• _Task to complete_: Pick out all lines in the listing holding the string "network" and copy them.

• _Input data_:
-----
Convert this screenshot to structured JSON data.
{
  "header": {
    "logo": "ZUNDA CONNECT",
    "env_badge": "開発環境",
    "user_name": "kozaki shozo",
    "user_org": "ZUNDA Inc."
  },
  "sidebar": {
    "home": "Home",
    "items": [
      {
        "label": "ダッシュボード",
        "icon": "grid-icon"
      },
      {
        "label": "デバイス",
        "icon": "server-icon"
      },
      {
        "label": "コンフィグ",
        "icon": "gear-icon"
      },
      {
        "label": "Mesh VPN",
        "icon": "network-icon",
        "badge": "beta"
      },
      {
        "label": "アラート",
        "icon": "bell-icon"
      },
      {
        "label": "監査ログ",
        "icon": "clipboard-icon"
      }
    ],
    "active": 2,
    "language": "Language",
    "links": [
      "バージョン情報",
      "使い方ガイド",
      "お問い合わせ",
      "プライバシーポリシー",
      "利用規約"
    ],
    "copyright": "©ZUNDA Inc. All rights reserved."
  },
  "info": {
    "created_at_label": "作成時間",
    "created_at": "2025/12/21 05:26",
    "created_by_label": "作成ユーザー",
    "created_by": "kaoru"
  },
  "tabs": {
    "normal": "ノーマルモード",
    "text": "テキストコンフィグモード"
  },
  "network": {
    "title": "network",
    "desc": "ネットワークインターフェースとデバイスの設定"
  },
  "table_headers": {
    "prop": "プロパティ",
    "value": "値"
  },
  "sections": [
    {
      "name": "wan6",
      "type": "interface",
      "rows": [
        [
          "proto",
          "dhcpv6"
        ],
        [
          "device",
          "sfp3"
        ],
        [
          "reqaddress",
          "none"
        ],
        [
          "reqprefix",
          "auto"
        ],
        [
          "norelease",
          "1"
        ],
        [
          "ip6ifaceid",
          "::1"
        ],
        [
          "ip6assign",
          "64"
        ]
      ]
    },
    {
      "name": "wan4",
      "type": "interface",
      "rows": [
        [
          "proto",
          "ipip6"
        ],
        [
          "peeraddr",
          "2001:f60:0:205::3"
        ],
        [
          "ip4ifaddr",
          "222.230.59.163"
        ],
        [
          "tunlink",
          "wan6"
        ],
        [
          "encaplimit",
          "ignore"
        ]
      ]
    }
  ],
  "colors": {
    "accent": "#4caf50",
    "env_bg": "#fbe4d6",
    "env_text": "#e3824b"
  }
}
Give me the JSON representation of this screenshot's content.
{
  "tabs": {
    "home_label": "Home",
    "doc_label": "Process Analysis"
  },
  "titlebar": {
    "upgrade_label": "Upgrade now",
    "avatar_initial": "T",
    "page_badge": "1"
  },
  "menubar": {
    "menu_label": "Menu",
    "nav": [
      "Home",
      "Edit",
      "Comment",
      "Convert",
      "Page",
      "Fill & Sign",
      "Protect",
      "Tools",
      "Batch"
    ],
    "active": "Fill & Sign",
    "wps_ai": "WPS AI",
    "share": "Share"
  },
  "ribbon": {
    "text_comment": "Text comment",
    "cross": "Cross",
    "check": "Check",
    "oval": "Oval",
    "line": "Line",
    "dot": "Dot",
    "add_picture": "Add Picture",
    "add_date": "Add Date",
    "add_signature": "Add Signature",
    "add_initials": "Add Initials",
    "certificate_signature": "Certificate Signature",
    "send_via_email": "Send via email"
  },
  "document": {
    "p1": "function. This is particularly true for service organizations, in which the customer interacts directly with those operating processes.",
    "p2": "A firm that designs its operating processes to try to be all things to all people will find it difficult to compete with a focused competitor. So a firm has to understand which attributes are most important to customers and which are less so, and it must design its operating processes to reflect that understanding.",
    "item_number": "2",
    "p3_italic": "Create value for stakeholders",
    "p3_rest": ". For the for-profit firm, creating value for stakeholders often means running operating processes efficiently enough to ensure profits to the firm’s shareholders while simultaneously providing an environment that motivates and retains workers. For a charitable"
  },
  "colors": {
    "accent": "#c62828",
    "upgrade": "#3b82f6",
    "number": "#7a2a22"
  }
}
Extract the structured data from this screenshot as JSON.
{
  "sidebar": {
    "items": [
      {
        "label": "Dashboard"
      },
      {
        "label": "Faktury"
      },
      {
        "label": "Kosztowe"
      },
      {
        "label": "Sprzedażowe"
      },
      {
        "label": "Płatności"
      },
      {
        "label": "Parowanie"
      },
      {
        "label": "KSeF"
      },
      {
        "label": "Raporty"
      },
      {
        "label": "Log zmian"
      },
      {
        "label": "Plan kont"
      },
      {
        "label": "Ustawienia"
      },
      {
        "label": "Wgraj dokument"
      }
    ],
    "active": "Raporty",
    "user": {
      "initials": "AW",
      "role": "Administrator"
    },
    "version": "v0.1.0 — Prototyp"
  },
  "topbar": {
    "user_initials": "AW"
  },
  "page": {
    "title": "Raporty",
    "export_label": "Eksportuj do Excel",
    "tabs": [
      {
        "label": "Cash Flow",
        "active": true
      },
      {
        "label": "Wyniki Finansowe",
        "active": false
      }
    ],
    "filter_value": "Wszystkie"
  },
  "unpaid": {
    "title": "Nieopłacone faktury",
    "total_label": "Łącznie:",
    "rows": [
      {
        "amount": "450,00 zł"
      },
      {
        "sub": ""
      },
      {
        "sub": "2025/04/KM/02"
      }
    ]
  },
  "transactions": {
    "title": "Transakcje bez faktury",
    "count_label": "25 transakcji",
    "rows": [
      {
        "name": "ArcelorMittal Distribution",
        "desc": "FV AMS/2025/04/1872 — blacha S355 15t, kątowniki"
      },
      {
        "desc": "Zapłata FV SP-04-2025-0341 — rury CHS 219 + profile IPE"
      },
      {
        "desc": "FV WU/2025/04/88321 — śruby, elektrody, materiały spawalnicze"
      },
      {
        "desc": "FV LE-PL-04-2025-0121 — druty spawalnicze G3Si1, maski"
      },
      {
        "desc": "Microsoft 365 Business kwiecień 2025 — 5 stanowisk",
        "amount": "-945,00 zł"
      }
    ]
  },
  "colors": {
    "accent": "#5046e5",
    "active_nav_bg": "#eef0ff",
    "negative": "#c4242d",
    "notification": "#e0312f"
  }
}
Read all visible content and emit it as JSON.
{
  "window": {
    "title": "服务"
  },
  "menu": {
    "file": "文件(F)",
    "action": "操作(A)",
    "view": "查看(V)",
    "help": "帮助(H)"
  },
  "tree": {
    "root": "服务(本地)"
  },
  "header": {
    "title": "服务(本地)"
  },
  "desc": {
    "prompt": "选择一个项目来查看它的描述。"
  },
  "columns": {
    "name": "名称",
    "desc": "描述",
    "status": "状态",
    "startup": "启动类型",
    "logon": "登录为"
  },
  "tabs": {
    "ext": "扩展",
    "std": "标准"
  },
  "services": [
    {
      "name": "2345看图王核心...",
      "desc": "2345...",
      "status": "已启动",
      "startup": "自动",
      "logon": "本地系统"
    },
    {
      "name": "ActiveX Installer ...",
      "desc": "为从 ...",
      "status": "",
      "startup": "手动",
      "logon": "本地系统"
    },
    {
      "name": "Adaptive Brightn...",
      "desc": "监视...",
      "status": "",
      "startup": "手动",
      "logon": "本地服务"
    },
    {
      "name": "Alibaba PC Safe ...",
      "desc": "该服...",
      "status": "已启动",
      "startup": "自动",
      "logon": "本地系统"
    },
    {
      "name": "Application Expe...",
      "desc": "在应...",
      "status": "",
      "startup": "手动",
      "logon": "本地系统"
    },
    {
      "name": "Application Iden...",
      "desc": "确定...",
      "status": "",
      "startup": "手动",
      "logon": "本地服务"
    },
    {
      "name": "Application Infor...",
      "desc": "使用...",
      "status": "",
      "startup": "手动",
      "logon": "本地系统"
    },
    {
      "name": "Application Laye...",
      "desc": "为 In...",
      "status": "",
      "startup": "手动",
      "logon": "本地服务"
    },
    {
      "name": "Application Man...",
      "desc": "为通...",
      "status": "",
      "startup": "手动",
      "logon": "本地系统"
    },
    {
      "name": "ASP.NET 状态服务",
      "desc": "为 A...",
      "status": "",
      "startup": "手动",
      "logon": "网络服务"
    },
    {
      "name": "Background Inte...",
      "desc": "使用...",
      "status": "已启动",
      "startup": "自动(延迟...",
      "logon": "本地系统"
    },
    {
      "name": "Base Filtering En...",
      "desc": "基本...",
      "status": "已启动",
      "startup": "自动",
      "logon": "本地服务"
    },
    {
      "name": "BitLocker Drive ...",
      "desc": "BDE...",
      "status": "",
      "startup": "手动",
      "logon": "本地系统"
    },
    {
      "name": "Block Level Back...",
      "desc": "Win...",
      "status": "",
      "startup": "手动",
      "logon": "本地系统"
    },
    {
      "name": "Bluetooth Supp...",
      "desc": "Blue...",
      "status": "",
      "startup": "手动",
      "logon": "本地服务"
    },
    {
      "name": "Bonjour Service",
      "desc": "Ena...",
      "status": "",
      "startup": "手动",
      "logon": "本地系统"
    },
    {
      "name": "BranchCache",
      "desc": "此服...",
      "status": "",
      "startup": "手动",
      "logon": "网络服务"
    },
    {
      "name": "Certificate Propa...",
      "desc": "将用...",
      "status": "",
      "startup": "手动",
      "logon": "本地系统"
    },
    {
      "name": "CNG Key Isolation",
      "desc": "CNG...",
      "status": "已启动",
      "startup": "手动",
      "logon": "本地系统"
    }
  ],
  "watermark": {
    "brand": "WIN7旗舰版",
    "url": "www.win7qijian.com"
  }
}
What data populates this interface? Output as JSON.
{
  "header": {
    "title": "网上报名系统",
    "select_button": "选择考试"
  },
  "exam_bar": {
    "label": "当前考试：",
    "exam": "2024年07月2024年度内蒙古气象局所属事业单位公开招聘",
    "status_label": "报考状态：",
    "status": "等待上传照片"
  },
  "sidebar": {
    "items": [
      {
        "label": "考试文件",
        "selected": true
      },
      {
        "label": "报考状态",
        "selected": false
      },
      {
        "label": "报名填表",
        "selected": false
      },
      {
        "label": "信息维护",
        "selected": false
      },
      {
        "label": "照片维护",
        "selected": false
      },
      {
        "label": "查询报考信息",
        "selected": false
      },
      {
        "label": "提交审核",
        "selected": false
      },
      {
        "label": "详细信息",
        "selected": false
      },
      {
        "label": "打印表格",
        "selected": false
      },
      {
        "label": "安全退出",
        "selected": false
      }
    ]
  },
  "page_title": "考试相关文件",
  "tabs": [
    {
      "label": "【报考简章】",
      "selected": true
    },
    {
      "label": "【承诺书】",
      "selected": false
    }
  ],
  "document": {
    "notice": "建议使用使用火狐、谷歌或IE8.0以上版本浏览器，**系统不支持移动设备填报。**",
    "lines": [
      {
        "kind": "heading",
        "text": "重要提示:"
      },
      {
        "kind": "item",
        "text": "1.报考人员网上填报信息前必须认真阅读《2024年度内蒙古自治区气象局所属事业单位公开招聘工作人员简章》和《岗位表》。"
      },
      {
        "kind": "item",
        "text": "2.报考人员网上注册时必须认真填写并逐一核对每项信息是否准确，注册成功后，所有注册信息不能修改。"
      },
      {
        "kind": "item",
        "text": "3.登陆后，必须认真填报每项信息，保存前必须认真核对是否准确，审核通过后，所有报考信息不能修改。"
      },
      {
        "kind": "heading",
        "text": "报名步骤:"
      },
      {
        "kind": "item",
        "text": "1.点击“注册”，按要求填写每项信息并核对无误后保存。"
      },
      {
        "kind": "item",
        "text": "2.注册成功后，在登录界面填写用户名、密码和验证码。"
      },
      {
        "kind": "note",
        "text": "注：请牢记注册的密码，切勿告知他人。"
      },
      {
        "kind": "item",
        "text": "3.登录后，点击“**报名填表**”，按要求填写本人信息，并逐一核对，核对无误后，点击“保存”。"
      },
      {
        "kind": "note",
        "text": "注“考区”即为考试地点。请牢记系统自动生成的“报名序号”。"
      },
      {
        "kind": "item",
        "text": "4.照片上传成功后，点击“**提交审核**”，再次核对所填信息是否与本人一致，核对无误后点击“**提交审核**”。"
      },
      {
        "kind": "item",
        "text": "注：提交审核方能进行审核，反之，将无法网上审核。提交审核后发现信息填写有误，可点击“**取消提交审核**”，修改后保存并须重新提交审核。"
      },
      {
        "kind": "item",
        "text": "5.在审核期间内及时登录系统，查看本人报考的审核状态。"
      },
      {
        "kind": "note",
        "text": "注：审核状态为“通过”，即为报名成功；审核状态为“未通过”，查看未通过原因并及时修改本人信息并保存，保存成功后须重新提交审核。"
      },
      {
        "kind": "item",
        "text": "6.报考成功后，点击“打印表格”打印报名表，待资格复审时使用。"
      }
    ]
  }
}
-----
• _Task result_:
        "icon": "network-icon",
  "network": {
    "title": "network",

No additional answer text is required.